:: Estratto scelto ::
━━━━━━

Tra le pratiche di autoguarigione in modo particolare mi colpì la digiunoterapia (RDT) propagandata in URSS negli anni ’70 del secolo scorso dallo psichiatra Jurij Nikolaev, e il metodo del digiuno secco, divulgato da un suo allievo, il dr. Sergej Filonov.
Nel 2016 mi incontrai a Mosca con il dr. Filonov e da allora ebbe inizio la nostra stretta collaborazione. Investii tempo, vista ed energia nella traduzione della sua bellissima monografia dedicata ai miti e alla realtà del digiuno secco terapeutico e decisi di non cercare editori. Me la sarei gestita da sola. Siberika, da sito, diventò anche un progetto editoriale indipendente e autogestito che nell’arco di poco più di un paio d’anni sarebbe riuscito a produrre 4 libri: la monografia Il digiuno secco. Gli ultimi sviluppi della digiunoterapia in Russia, il suo compendio Venti domande sul digiuno secco, la versione inglese Dry fasting. Twenty questions and answers e la prima monografia in lingua italiana dedicata al fungo di betulla chaga Le proprietà antitumorali del fungo chaga. Le evidenze scientifiche dei ricercatori sovietici.

━━━━━━

:: Usando le informazioni ::
#1 Riscrivi il brano sul digiuno secco da "Nel 2016 mi" a "dei ricercatori sovietici.", mettendo "San Pietroburgo" al posto di "Mosca".
#2 Rispondi a queste domande sul brano sul digiuno secco:
(a) In quale periodo Jurij Nikolaev propagandava la digiunoterapia in URSS?
(b) In quale anno avvenne l'incontro a Mosca con il dr. Filonov?
(c) Quanti libri riuscì a produrre il progetto editoriale Siberika?
#3 Continua il brano sul digiuno secco a partire dalla sua ultima frase.

━━━━━━

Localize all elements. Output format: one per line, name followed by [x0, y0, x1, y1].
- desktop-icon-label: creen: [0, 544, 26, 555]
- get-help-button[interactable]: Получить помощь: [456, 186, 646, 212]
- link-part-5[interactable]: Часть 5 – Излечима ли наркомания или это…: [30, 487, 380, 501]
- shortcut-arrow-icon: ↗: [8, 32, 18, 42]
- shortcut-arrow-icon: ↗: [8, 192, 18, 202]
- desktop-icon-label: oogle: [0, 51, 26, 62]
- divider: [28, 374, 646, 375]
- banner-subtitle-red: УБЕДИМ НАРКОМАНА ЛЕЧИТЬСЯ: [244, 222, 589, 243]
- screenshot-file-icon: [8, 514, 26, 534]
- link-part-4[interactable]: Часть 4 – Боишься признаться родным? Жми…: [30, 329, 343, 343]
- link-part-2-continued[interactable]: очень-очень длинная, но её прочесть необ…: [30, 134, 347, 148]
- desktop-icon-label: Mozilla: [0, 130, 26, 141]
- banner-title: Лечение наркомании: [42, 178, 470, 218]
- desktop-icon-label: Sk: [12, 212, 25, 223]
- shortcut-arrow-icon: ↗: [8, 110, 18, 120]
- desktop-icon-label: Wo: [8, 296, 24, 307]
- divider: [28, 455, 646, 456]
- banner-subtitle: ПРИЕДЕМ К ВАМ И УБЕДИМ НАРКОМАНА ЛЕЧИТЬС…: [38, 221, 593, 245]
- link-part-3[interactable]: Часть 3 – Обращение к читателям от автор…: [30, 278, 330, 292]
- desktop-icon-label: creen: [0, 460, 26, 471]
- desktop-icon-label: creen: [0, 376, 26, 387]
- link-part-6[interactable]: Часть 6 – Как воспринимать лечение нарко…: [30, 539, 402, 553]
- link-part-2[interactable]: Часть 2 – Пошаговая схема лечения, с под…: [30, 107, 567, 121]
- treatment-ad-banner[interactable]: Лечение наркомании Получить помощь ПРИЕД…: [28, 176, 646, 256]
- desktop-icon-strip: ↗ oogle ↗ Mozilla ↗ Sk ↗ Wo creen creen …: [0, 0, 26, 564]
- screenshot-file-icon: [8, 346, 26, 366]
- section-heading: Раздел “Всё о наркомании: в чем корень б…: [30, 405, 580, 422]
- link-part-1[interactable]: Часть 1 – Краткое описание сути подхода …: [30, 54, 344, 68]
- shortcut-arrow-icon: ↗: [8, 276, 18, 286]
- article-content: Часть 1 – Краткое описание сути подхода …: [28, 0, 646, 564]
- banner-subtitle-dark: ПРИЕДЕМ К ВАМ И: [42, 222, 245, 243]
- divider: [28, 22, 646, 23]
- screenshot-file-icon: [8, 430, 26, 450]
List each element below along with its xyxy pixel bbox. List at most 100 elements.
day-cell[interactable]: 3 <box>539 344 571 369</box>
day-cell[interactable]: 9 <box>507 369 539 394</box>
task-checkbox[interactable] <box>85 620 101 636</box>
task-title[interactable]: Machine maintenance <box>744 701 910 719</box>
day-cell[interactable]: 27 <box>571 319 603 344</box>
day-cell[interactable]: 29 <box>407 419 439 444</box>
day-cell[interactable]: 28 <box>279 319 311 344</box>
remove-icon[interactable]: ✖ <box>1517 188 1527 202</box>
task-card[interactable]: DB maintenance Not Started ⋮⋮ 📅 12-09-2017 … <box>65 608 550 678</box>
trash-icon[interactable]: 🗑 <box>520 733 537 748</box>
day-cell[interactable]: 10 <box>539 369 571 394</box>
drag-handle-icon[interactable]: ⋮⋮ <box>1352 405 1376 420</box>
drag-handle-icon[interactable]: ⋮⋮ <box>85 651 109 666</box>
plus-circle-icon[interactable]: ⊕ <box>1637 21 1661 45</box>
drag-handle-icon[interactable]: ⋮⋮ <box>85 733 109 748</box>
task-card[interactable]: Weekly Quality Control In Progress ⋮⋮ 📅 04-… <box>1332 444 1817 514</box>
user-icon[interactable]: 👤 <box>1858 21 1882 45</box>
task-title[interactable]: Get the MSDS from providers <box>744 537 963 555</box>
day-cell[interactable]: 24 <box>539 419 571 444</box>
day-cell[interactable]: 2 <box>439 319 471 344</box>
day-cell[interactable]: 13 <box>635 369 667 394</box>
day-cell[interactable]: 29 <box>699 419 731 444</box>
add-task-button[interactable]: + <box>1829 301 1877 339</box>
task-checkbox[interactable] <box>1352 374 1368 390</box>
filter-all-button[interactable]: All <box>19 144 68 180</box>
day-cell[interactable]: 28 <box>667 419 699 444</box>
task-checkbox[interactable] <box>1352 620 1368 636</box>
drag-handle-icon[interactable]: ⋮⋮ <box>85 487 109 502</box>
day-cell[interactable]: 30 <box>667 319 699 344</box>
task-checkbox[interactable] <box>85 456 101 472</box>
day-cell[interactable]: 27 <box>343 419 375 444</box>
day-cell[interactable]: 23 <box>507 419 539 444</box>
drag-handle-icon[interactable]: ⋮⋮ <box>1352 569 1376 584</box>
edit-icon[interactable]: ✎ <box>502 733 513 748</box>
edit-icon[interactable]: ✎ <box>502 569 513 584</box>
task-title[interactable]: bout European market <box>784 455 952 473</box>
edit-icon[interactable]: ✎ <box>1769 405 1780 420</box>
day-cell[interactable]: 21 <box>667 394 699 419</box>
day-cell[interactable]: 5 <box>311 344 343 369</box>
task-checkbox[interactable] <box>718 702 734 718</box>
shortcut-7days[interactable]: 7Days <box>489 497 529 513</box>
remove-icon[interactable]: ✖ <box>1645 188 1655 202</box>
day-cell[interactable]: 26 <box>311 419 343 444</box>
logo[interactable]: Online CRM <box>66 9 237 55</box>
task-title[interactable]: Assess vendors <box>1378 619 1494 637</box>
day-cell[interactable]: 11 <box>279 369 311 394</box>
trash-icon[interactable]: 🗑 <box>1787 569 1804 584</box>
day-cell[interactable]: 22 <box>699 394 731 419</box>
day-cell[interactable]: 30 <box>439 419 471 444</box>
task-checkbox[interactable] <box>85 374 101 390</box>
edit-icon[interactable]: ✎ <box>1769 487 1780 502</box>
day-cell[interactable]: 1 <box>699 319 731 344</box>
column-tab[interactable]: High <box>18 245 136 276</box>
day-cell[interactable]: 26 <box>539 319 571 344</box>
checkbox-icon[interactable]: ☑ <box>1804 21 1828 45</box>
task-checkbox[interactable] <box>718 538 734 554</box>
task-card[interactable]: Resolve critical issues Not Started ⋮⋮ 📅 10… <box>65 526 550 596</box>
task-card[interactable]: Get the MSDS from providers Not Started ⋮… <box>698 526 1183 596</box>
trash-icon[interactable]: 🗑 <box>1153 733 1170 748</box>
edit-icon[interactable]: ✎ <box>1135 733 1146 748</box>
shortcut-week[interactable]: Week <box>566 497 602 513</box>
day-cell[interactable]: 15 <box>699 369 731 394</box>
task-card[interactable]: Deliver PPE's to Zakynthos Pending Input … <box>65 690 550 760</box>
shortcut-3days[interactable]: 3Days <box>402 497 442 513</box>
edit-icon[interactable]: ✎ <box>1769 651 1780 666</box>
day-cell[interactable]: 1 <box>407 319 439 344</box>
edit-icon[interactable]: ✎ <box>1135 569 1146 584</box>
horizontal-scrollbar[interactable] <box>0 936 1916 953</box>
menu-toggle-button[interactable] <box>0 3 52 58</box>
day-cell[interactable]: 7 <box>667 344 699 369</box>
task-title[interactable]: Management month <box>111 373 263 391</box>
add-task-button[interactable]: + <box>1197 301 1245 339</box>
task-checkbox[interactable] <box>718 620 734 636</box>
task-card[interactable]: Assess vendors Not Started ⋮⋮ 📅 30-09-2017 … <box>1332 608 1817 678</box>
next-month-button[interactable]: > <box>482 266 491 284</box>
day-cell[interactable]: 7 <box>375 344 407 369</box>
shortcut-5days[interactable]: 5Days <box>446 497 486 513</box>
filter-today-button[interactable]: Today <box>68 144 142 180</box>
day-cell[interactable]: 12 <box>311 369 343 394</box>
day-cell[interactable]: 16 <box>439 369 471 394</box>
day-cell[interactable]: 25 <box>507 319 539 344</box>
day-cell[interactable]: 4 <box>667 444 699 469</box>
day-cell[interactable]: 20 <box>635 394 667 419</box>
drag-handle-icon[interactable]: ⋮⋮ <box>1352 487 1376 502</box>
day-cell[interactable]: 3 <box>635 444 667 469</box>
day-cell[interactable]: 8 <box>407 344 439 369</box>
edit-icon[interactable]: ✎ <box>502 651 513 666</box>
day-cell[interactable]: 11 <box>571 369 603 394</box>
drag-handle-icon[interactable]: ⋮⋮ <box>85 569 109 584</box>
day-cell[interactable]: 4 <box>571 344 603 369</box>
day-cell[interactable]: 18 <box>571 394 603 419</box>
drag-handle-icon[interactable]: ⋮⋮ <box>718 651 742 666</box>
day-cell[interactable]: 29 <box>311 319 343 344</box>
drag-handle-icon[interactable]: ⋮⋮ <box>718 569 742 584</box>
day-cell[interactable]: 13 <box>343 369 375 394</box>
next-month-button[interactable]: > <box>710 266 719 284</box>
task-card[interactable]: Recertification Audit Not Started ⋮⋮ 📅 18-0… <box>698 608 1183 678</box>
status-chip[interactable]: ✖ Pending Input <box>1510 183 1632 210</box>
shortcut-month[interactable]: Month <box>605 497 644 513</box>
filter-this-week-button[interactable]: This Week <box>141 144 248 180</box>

━━━━━━

:: Risposte ai compiti ::
#1
Nel 2016 mi incontrai a San Pietroburgo con il dr. Filonov e da allora ebbe inizio la nostra stretta collaborazione. Investii tempo, vista ed energia nella traduzione della sua bellissima monografia dedicata ai miti e alla realtà del digiuno secco terapeutico e decisi di non cercare editori. Me la sarei gestita da sola. Siberika, da sito, diventò anche un progetto editoriale indipendente e autogestito che nell’arco di poco più di un paio d’anni sarebbe riuscito a produrre 4 libri: la monografia Il digiuno secco. Gli ultimi sviluppi della digiunoterapia in Russia, il suo compendio Venti domande sul digiuno secco, la versione inglese Dry fasting. Twenty questions and answers e la prima monografia in lingua italiana dedicata al fungo di betulla chaga Le proprietà antitumorali del fungo chaga. Le evidenze scientifiche dei ricercatori sovietici.

#2
(a) Negli anni ’70 del secolo scorso.
(b) Nel 2016.
(c) 4 libri.

#3
Nel mio cassetto tanti sono ancora i sogni che mi auguro di realizzare e proporre quanto prima ai nostri lettori. Non mi mancano né la volontà, né l’entusiasmo, né l’energia, né la visione d’insieme, né le risorse. Col tempo invece sono messa un po’ male. Con grande passione mi occupo anche di insegnare l’italiano agli studenti della facoltà di scienze economiche e sociali dell’Accademia R.A.N.E.P.A. di Mosca e una parte della mia giornata è pertanto dedicata a quest’incarico, importantissimo per me.
Del resto il tempo è un concetto relativo. Sto arrivando a convincermi che è in nostro potere modellarlo e farlo aderire alle misure dei nostri sogni. Vedremo.